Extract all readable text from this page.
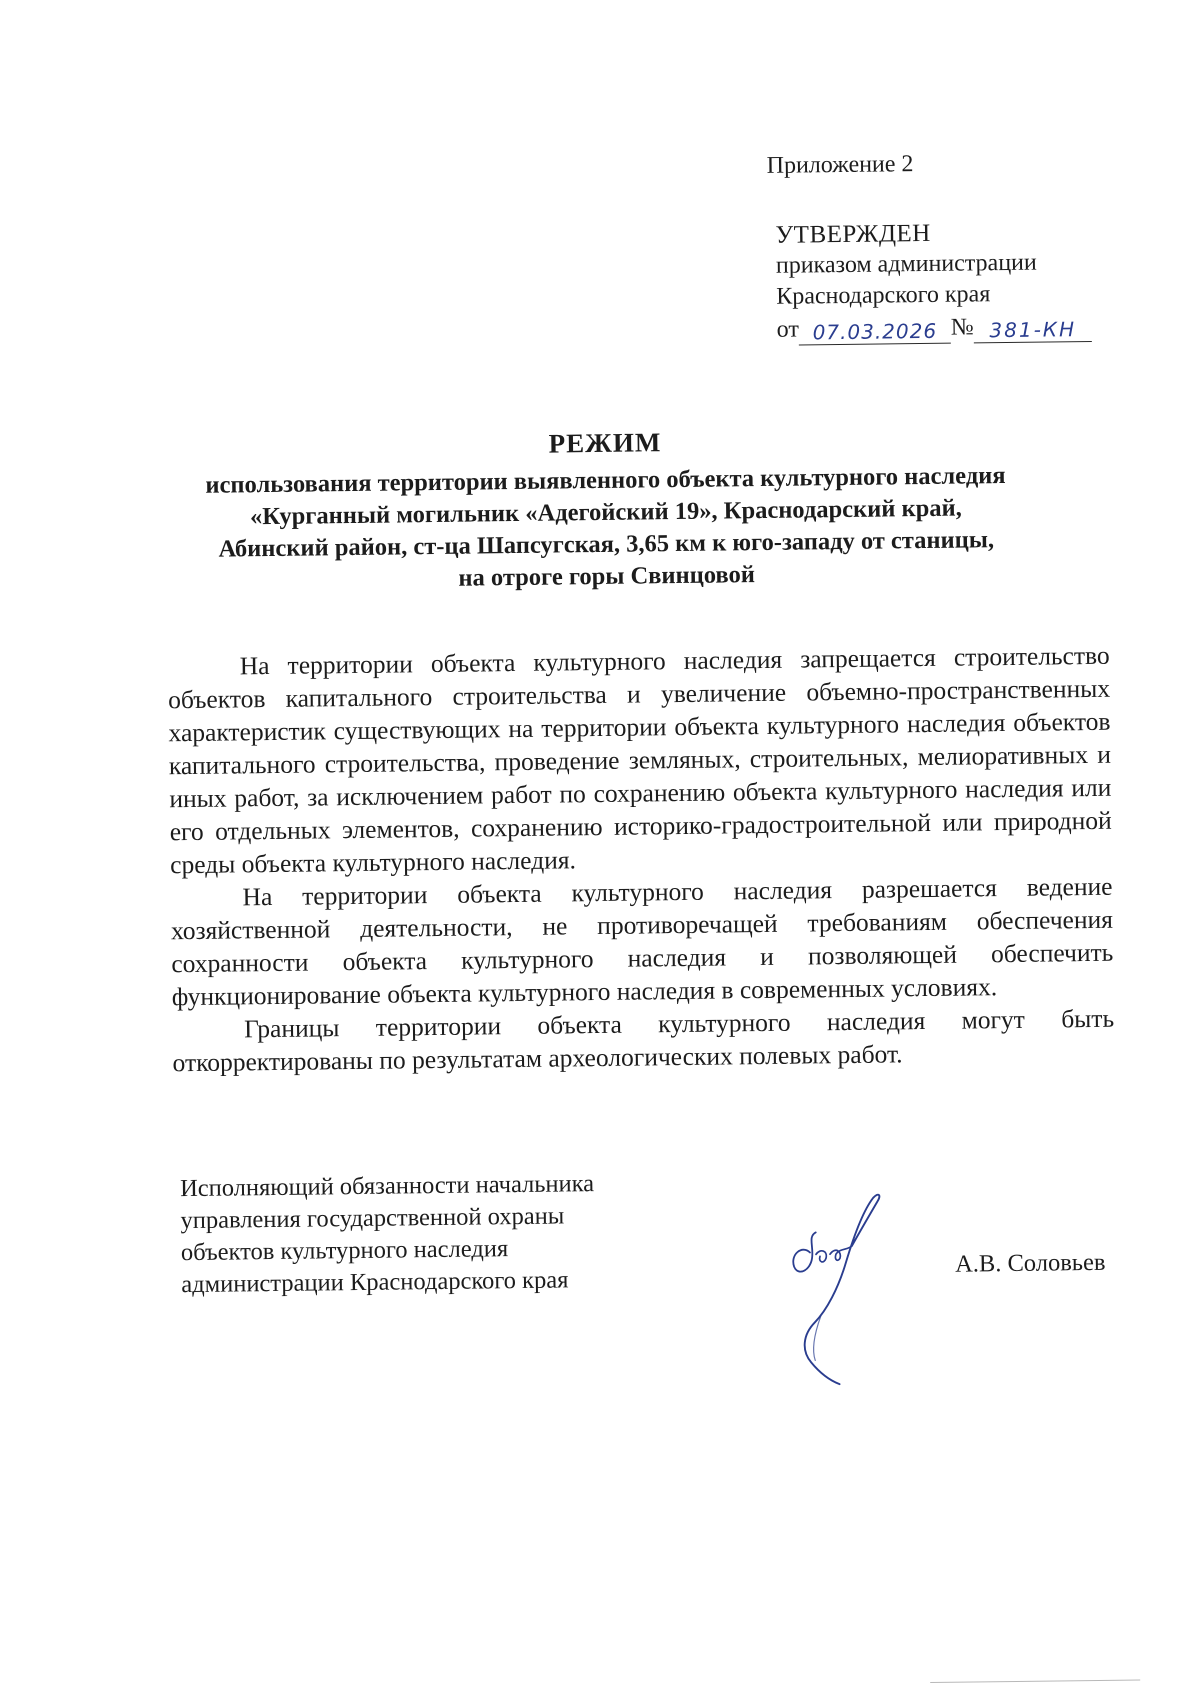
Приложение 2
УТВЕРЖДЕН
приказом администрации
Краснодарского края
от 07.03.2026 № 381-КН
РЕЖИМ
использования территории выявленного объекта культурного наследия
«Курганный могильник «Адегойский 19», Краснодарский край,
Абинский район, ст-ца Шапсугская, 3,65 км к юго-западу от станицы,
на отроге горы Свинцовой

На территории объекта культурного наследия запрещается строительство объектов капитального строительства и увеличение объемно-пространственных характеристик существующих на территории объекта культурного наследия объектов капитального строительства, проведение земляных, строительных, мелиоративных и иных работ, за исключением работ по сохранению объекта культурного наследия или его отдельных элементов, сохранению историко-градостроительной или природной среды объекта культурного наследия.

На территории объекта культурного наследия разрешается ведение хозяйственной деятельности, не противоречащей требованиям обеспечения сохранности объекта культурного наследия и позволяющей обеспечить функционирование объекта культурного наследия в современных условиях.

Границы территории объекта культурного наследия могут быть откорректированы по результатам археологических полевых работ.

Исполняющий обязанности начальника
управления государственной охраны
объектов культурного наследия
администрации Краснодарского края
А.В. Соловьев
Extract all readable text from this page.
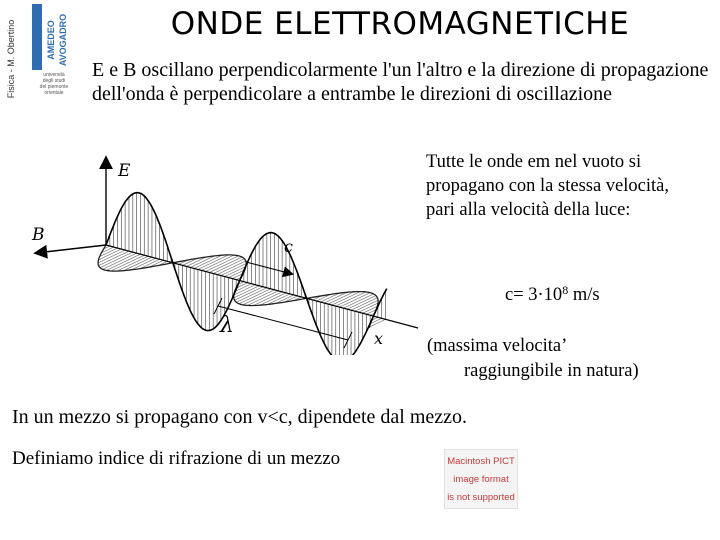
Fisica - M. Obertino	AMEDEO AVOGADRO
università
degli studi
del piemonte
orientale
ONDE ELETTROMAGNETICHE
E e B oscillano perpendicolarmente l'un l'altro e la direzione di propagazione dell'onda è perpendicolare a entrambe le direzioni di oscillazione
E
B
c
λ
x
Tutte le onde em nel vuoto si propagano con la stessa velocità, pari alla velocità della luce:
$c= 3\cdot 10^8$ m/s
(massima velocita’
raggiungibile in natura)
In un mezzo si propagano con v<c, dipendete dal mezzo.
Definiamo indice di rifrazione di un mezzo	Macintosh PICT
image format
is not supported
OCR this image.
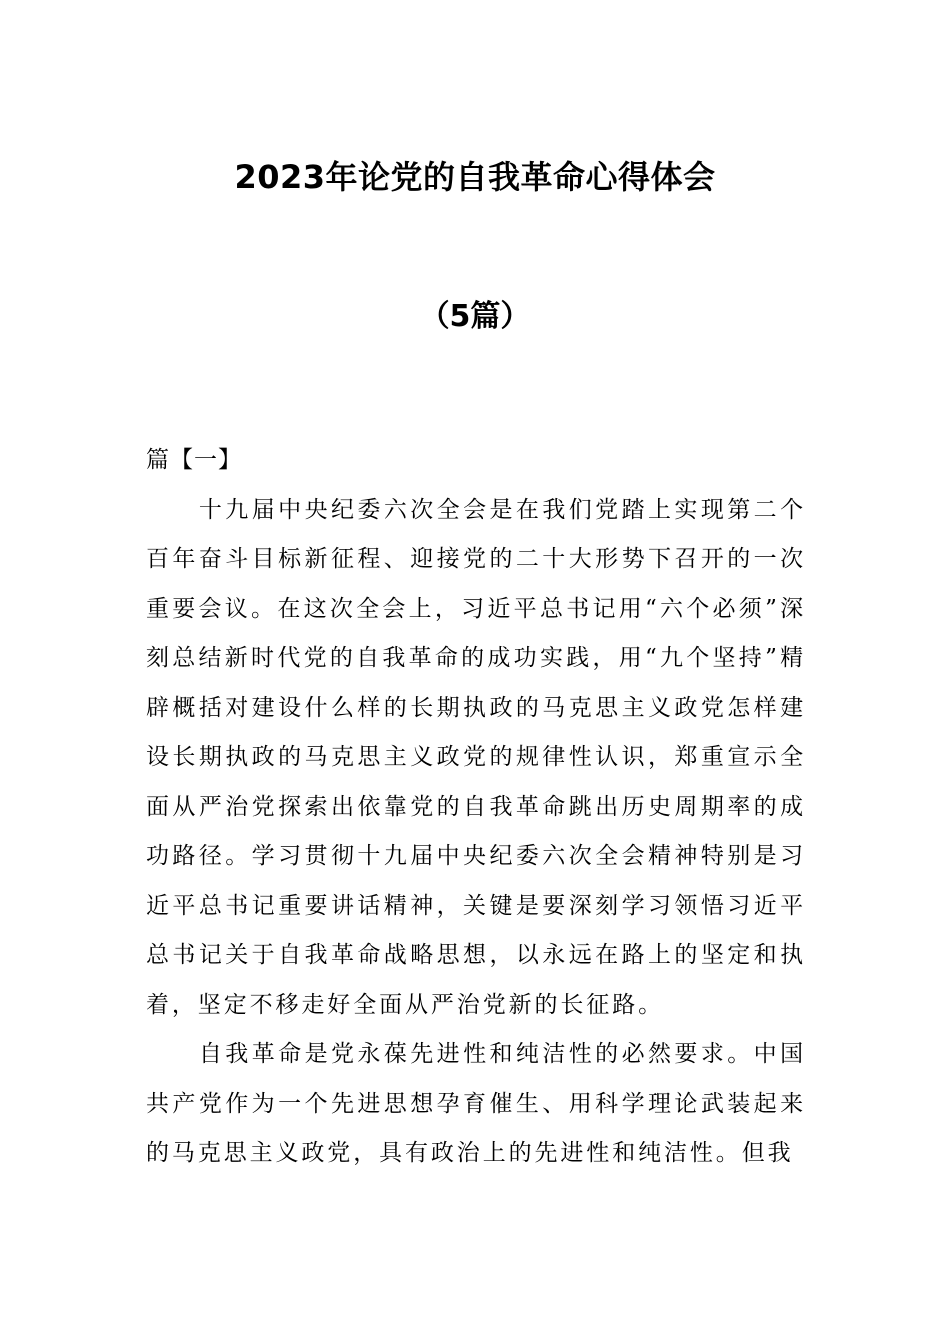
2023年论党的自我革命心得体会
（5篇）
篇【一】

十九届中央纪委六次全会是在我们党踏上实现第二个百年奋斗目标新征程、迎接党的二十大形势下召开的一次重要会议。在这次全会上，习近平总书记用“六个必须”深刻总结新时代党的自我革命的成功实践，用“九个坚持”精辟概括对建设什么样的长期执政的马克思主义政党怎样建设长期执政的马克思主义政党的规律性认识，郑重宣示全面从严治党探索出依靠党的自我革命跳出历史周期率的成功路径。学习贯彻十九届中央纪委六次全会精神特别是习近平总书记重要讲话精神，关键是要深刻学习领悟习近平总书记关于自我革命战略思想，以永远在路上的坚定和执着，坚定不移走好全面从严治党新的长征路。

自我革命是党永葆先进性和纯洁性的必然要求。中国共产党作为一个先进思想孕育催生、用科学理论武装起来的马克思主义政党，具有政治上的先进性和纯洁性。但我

| The task |
Repeat the records above exactly, omitting every picture.

| Output for this task |
Extract all readable text from this page.
Приложение 2
УТВЕРЖДЕН
приказом администрации
Краснодарского края
от 07.03.2026 № 381-КН
РЕЖИМ
использования территории выявленного объекта культурного наследия
«Курганный могильник «Адегойский 19», Краснодарский край,
Абинский район, ст-ца Шапсугская, 3,65 км к юго-западу от станицы,
на отроге горы Свинцовой

На территории объекта культурного наследия запрещается строительство объектов капитального строительства и увеличение объемно-пространственных характеристик существующих на территории объекта культурного наследия объектов капитального строительства, проведение земляных, строительных, мелиоративных и иных работ, за исключением работ по сохранению объекта культурного наследия или его отдельных элементов, сохранению историко-градостроительной или природной среды объекта культурного наследия.

На территории объекта культурного наследия разрешается ведение хозяйственной деятельности, не противоречащей требованиям обеспечения сохранности объекта культурного наследия и позволяющей обеспечить функционирование объекта культурного наследия в современных условиях.

Границы территории объекта культурного наследия могут быть откорректированы по результатам археологических полевых работ.

Исполняющий обязанности начальника
управления государственной охраны
объектов культурного наследия
администрации Краснодарского края
А.В. Соловьев
Extract all readable text from this page.
Fisica - M. Obertino	AMEDEO AVOGADRO
università
degli studi
del piemonte
orientale
ONDE ELETTROMAGNETICHE
E e B oscillano perpendicolarmente l'un l'altro e la direzione di propagazione dell'onda è perpendicolare a entrambe le direzioni di oscillazione
E
B
c
λ
x
Tutte le onde em nel vuoto si propagano con la stessa velocità, pari alla velocità della luce:
$c= 3\cdot 10^8$ m/s
(massima velocita’
raggiungibile in natura)
In un mezzo si propagano con v<c, dipendete dal mezzo.
Definiamo indice di rifrazione di un mezzo	Macintosh PICT
image format
is not supported
OCR this image.
2023年论党的自我革命心得体会
（5篇）
篇【一】

十九届中央纪委六次全会是在我们党踏上实现第二个百年奋斗目标新征程、迎接党的二十大形势下召开的一次重要会议。在这次全会上，习近平总书记用“六个必须”深刻总结新时代党的自我革命的成功实践，用“九个坚持”精辟概括对建设什么样的长期执政的马克思主义政党怎样建设长期执政的马克思主义政党的规律性认识，郑重宣示全面从严治党探索出依靠党的自我革命跳出历史周期率的成功路径。学习贯彻十九届中央纪委六次全会精神特别是习近平总书记重要讲话精神，关键是要深刻学习领悟习近平总书记关于自我革命战略思想，以永远在路上的坚定和执着，坚定不移走好全面从严治党新的长征路。

自我革命是党永葆先进性和纯洁性的必然要求。中国共产党作为一个先进思想孕育催生、用科学理论武装起来的马克思主义政党，具有政治上的先进性和纯洁性。但我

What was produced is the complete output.